- What to produce:
Set the data down again, exactly as it reads, but without the pictures.

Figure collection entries

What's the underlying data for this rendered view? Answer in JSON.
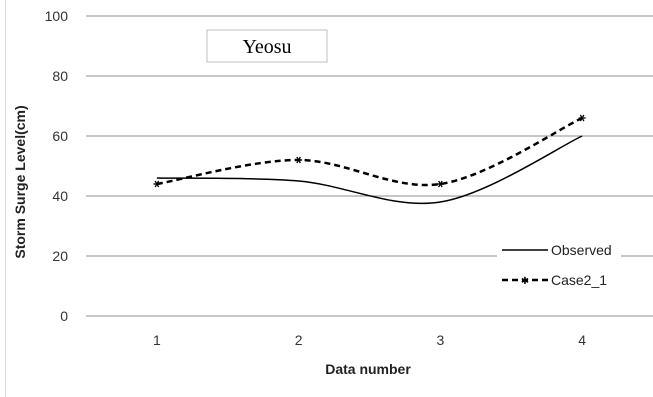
{
  "chart_data": {
    "type": "line",
    "title": "Yeosu",
    "xlabel": "Data number",
    "ylabel": "Storm Surge Level(cm)",
    "categories": [
      "1",
      "2",
      "3",
      "4"
    ],
    "x": [
      1,
      2,
      3,
      4
    ],
    "ylim": [
      0,
      100
    ],
    "yticks": [
      0,
      20,
      40,
      60,
      80,
      100
    ],
    "grid": true,
    "smooth": true,
    "legend_position": "bottom-right",
    "series": [
      {
        "name": "Observed",
        "values": [
          46,
          45,
          38,
          60
        ],
        "color": "#000000",
        "style": "solid",
        "marker": "none"
      },
      {
        "name": "Case2_1",
        "values": [
          44,
          52,
          44,
          66
        ],
        "color": "#000000",
        "style": "dashed",
        "marker": "star"
      }
    ]
  }
}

- Reply to the task:
What's the underlying data for this rendered view? Answer in JSON.
{
  "chart_data": {
    "type": "line",
    "title": "Yeosu",
    "xlabel": "Data number",
    "ylabel": "Storm Surge Level(cm)",
    "categories": [
      "1",
      "2",
      "3",
      "4"
    ],
    "x": [
      1,
      2,
      3,
      4
    ],
    "ylim": [
      0,
      100
    ],
    "yticks": [
      0,
      20,
      40,
      60,
      80,
      100
    ],
    "grid": true,
    "smooth": true,
    "legend_position": "bottom-right",
    "series": [
      {
        "name": "Observed",
        "values": [
          46,
          45,
          38,
          60
        ],
        "color": "#000000",
        "style": "solid",
        "marker": "none"
      },
      {
        "name": "Case2_1",
        "values": [
          44,
          52,
          44,
          66
        ],
        "color": "#000000",
        "style": "dashed",
        "marker": "star"
      }
    ]
  }
}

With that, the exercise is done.